EXERCISE:
Retype all of the listing exactly, passing over any picture you find.

DATA:

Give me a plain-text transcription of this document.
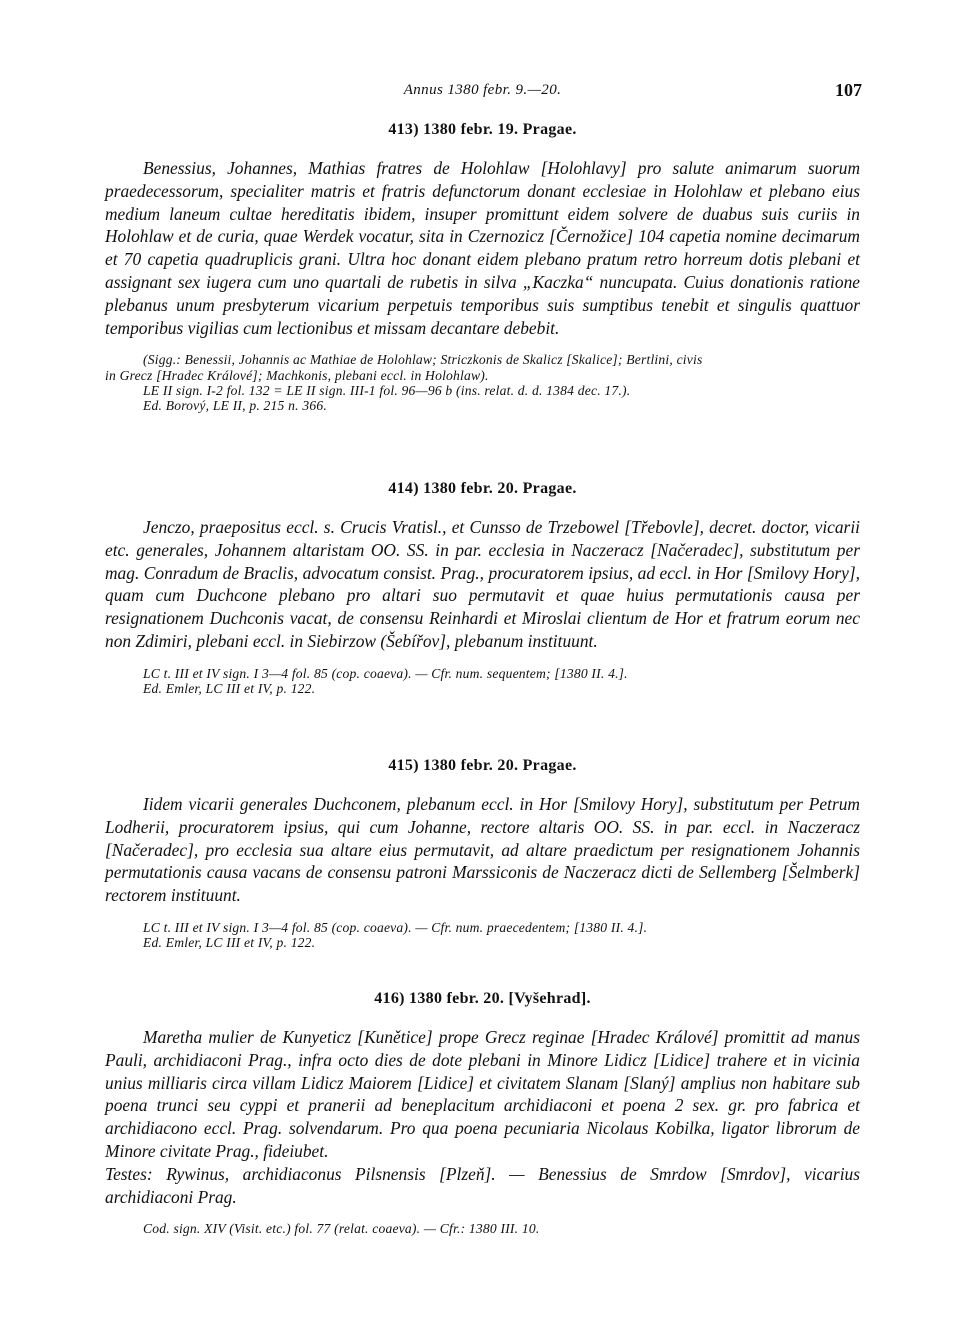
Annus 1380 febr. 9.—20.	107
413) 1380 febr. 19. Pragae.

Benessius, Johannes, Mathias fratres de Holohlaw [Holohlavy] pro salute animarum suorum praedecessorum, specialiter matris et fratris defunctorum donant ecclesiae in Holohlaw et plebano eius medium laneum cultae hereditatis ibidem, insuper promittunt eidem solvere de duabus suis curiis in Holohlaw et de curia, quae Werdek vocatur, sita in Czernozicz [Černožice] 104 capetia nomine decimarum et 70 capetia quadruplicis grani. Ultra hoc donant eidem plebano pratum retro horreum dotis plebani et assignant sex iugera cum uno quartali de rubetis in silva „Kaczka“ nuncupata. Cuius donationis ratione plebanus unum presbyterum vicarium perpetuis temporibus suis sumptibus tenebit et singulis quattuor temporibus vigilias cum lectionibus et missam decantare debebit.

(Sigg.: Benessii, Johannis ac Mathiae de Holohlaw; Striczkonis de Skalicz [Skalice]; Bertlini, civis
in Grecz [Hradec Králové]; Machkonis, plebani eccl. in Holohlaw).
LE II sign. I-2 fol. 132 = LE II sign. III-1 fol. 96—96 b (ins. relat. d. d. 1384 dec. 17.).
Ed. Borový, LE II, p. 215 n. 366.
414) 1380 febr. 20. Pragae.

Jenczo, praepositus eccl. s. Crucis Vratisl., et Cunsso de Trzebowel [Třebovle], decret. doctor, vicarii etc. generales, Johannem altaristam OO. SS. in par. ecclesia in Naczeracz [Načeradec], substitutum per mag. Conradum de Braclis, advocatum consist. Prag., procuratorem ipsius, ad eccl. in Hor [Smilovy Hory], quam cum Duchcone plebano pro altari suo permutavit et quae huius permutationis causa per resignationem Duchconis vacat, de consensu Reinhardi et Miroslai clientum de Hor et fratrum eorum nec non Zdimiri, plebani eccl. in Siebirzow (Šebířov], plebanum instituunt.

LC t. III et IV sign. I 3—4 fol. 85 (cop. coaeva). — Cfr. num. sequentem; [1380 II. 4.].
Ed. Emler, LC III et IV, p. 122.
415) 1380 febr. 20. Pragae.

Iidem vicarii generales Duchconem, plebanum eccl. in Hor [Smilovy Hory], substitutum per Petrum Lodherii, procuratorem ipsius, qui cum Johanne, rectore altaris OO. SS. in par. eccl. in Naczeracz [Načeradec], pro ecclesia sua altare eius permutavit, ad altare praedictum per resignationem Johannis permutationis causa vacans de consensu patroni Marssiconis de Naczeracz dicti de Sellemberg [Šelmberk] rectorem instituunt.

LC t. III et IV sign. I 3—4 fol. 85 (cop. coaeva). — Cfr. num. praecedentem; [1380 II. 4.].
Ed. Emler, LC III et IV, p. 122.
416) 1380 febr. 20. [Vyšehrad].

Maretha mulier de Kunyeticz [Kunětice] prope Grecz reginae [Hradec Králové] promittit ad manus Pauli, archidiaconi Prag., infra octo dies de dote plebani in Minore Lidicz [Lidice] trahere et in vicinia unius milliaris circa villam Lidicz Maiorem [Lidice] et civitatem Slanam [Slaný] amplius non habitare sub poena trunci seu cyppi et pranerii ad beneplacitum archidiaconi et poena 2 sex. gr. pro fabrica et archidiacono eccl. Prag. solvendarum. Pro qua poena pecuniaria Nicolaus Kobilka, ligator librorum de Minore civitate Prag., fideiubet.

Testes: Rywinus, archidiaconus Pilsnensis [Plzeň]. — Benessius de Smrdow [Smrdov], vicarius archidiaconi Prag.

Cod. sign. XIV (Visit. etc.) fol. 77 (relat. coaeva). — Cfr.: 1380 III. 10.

WORKED SOLUTION:
Give me a plain-text transcription of this document.
Annus 1380 febr. 9.—20.	107
413) 1380 febr. 19. Pragae.

Benessius, Johannes, Mathias fratres de Holohlaw [Holohlavy] pro salute animarum suorum praedecessorum, specialiter matris et fratris defunctorum donant ecclesiae in Holohlaw et plebano eius medium laneum cultae hereditatis ibidem, insuper promittunt eidem solvere de duabus suis curiis in Holohlaw et de curia, quae Werdek vocatur, sita in Czernozicz [Černožice] 104 capetia nomine decimarum et 70 capetia quadruplicis grani. Ultra hoc donant eidem plebano pratum retro horreum dotis plebani et assignant sex iugera cum uno quartali de rubetis in silva „Kaczka“ nuncupata. Cuius donationis ratione plebanus unum presbyterum vicarium perpetuis temporibus suis sumptibus tenebit et singulis quattuor temporibus vigilias cum lectionibus et missam decantare debebit.

(Sigg.: Benessii, Johannis ac Mathiae de Holohlaw; Striczkonis de Skalicz [Skalice]; Bertlini, civis
in Grecz [Hradec Králové]; Machkonis, plebani eccl. in Holohlaw).
LE II sign. I-2 fol. 132 = LE II sign. III-1 fol. 96—96 b (ins. relat. d. d. 1384 dec. 17.).
Ed. Borový, LE II, p. 215 n. 366.
414) 1380 febr. 20. Pragae.

Jenczo, praepositus eccl. s. Crucis Vratisl., et Cunsso de Trzebowel [Třebovle], decret. doctor, vicarii etc. generales, Johannem altaristam OO. SS. in par. ecclesia in Naczeracz [Načeradec], substitutum per mag. Conradum de Braclis, advocatum consist. Prag., procuratorem ipsius, ad eccl. in Hor [Smilovy Hory], quam cum Duchcone plebano pro altari suo permutavit et quae huius permutationis causa per resignationem Duchconis vacat, de consensu Reinhardi et Miroslai clientum de Hor et fratrum eorum nec non Zdimiri, plebani eccl. in Siebirzow (Šebířov], plebanum instituunt.

LC t. III et IV sign. I 3—4 fol. 85 (cop. coaeva). — Cfr. num. sequentem; [1380 II. 4.].
Ed. Emler, LC III et IV, p. 122.
415) 1380 febr. 20. Pragae.

Iidem vicarii generales Duchconem, plebanum eccl. in Hor [Smilovy Hory], substitutum per Petrum Lodherii, procuratorem ipsius, qui cum Johanne, rectore altaris OO. SS. in par. eccl. in Naczeracz [Načeradec], pro ecclesia sua altare eius permutavit, ad altare praedictum per resignationem Johannis permutationis causa vacans de consensu patroni Marssiconis de Naczeracz dicti de Sellemberg [Šelmberk] rectorem instituunt.

LC t. III et IV sign. I 3—4 fol. 85 (cop. coaeva). — Cfr. num. praecedentem; [1380 II. 4.].
Ed. Emler, LC III et IV, p. 122.
416) 1380 febr. 20. [Vyšehrad].

Maretha mulier de Kunyeticz [Kunětice] prope Grecz reginae [Hradec Králové] promittit ad manus Pauli, archidiaconi Prag., infra octo dies de dote plebani in Minore Lidicz [Lidice] trahere et in vicinia unius milliaris circa villam Lidicz Maiorem [Lidice] et civitatem Slanam [Slaný] amplius non habitare sub poena trunci seu cyppi et pranerii ad beneplacitum archidiaconi et poena 2 sex. gr. pro fabrica et archidiacono eccl. Prag. solvendarum. Pro qua poena pecuniaria Nicolaus Kobilka, ligator librorum de Minore civitate Prag., fideiubet.

Testes: Rywinus, archidiaconus Pilsnensis [Plzeň]. — Benessius de Smrdow [Smrdov], vicarius archidiaconi Prag.

Cod. sign. XIV (Visit. etc.) fol. 77 (relat. coaeva). — Cfr.: 1380 III. 10.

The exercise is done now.